Religious Pharmacy Case Inspires Stinging Dissent

     WASHINGTON (CN) — Three justices called it “ominous” Tuesday as the Supreme Court rejected a case involving pharmacists who lose their jobs for refusing to dispense emergency contraceptives on religious grounds.
     When Washington state adopted the began require pharmacies to stock and dispense the emergency contraceptive Plan B, Stormans Inc., owners of Ralph’s Thriftway in Olympia, and two individual pharmacists filed suit in 2007.
     U.S. District Judge Ronald Leighton initially barred enforcement of the new stocking rules, but the Ninth Circuit overturned the injunction in 2009 after finding that the lower court applied the wrong scrutiny “to a neutral law of general applicability.”
     Leighton ultimately concluded after a 2012 bench trial that the stocking and dispensing laws were unconstitutional, but a three-judge panel for the Ninth Circuit reversed his decision again last year.
     The unanimous decision found once again the rules were “neutral and generally applicable” and furthered the state’s interest in insuring access to medications in a timely manner.
     Stormans hoped to appeal, but the Supreme Court shot it down Tuesday.
     Chief Justice John Roberts and Justice Clarence Thomas joined a dissent by Justice Samuel Alito that says the case warranted review
     “There are strong reasons to doubt whether the regulations were adopted for — or that they actually serve — any legitimate purpose,” Alito wrote. “And there is much evidence that the impetus for the adoption of the regulations was hostility to pharmacists whose religious beliefs regarding abortion and contraception are out of step with prevailing opinion in the state. Yet the Ninth Circuit held that the regulations do not violate the First Amendment, and this court does not deem the case worthy of our time. If this is a sign of how religious liberty claims will be treated in the years ahead, those who value religious freedom have cause for great concern.”

[Document understanding data]

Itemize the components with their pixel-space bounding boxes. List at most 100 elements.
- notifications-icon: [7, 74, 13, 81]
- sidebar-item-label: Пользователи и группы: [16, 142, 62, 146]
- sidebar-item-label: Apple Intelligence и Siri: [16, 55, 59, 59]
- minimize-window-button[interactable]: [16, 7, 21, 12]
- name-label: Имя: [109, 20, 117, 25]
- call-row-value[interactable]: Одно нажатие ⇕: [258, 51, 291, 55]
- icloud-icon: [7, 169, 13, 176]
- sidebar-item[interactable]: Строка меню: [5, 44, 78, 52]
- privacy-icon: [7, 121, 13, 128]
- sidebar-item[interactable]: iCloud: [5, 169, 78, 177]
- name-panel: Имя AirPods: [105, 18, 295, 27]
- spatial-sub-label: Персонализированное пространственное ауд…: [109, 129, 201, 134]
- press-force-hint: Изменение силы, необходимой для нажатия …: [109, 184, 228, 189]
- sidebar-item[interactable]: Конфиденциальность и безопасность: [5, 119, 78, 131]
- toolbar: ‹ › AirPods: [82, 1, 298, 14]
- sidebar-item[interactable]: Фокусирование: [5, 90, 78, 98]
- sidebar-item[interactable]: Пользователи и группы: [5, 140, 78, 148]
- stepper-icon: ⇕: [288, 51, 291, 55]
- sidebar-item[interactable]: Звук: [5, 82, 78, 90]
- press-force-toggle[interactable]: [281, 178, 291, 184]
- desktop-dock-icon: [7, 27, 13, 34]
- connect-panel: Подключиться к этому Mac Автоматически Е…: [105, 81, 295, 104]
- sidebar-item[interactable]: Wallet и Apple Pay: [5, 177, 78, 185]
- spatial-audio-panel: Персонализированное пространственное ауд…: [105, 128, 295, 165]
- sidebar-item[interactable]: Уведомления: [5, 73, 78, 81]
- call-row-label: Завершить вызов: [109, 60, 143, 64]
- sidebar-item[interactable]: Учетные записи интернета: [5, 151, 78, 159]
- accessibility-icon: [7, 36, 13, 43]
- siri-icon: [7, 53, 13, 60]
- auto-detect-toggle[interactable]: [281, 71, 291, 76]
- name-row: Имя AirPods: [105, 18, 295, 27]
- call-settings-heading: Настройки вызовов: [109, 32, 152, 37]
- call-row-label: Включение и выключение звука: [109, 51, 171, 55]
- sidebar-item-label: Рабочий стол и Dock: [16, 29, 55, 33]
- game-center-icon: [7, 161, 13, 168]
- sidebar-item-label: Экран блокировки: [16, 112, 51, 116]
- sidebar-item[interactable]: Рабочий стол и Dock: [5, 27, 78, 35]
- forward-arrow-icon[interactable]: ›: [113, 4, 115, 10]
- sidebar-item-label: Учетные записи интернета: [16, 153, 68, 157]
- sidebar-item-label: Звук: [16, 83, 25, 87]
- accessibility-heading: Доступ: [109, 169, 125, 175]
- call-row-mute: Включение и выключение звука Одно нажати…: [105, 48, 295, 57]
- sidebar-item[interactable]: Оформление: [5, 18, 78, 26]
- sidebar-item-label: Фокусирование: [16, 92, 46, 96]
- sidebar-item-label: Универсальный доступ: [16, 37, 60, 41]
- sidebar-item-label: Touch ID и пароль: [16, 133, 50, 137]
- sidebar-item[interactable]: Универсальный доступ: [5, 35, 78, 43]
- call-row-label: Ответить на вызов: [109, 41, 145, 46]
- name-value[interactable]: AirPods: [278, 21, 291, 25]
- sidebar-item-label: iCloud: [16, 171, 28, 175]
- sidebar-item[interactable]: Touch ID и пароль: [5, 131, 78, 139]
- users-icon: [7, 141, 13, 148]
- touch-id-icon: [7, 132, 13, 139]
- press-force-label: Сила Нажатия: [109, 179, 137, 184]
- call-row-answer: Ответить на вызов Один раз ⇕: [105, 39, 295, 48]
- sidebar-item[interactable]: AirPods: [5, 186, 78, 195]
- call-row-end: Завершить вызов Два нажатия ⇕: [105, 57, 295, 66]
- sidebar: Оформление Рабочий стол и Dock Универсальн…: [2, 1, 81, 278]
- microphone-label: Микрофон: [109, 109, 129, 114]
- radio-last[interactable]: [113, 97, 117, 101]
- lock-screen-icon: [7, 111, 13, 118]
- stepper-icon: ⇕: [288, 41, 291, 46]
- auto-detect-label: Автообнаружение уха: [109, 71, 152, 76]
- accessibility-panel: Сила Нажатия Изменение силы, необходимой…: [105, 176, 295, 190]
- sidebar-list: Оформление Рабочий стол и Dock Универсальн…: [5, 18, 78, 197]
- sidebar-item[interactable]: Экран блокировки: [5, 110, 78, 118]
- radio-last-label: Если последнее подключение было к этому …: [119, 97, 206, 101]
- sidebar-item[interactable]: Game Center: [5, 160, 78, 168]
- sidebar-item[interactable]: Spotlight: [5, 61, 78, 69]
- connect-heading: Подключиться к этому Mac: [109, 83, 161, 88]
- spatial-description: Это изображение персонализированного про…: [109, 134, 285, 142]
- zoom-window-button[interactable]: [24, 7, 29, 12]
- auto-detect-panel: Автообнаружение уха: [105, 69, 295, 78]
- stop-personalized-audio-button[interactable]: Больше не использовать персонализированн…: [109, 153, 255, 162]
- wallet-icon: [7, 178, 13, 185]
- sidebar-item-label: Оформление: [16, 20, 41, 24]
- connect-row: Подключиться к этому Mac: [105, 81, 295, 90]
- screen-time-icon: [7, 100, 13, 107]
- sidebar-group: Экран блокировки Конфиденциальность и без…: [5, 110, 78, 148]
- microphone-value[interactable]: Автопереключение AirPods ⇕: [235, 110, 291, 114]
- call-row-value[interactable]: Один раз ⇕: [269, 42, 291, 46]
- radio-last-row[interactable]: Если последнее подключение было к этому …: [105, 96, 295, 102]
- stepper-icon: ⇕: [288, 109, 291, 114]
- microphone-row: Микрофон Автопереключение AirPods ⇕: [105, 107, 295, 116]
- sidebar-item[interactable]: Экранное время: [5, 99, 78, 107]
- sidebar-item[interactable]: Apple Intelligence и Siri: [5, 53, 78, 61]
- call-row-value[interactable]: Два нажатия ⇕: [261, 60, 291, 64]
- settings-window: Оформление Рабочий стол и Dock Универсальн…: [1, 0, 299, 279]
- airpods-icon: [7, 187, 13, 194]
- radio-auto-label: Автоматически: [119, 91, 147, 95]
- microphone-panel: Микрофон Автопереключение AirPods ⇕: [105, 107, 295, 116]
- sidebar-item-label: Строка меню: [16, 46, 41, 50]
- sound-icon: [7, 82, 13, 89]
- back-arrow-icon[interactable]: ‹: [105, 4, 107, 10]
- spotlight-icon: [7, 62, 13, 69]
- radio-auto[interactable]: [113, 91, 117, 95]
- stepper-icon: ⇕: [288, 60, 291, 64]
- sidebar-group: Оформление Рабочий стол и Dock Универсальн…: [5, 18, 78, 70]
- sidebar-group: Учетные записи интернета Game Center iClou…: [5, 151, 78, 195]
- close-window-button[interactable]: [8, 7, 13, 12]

*Explore the material*
[1] List every judge or justice named in the article on the pharmacy case.
[2] Answer these questions from the article on the pharmacy case:
(a) In what year did Stormans Inc. and the two pharmacists file suit?
(b) In what year was the bench trial held after which Leighton found the laws unconstitutional?
(c) Which justice wrote the dissent?
[3] Print the passage of the article on the pharmacy case that begins at the words "U.S. District Judge" and stops after "again last year.".

*Answers for the exercise*
[1]
Ronald Leighton
John Roberts
Clarence Thomas
Samuel Alito

[2]
(a) 2007
(b) 2012
(c) Justice Samuel Alito

[3]
U.S. District Judge Ronald Leighton initially barred enforcement of the new stocking rules, but the Ninth Circuit overturned the injunction in 2009 after finding that the lower court applied the wrong scrutiny “to a neutral law of general applicability.”
     Leighton ultimately concluded after a 2012 bench trial that the stocking and dispensing laws were unconstitutional, but a three-judge panel for the Ninth Circuit reversed his decision again last year.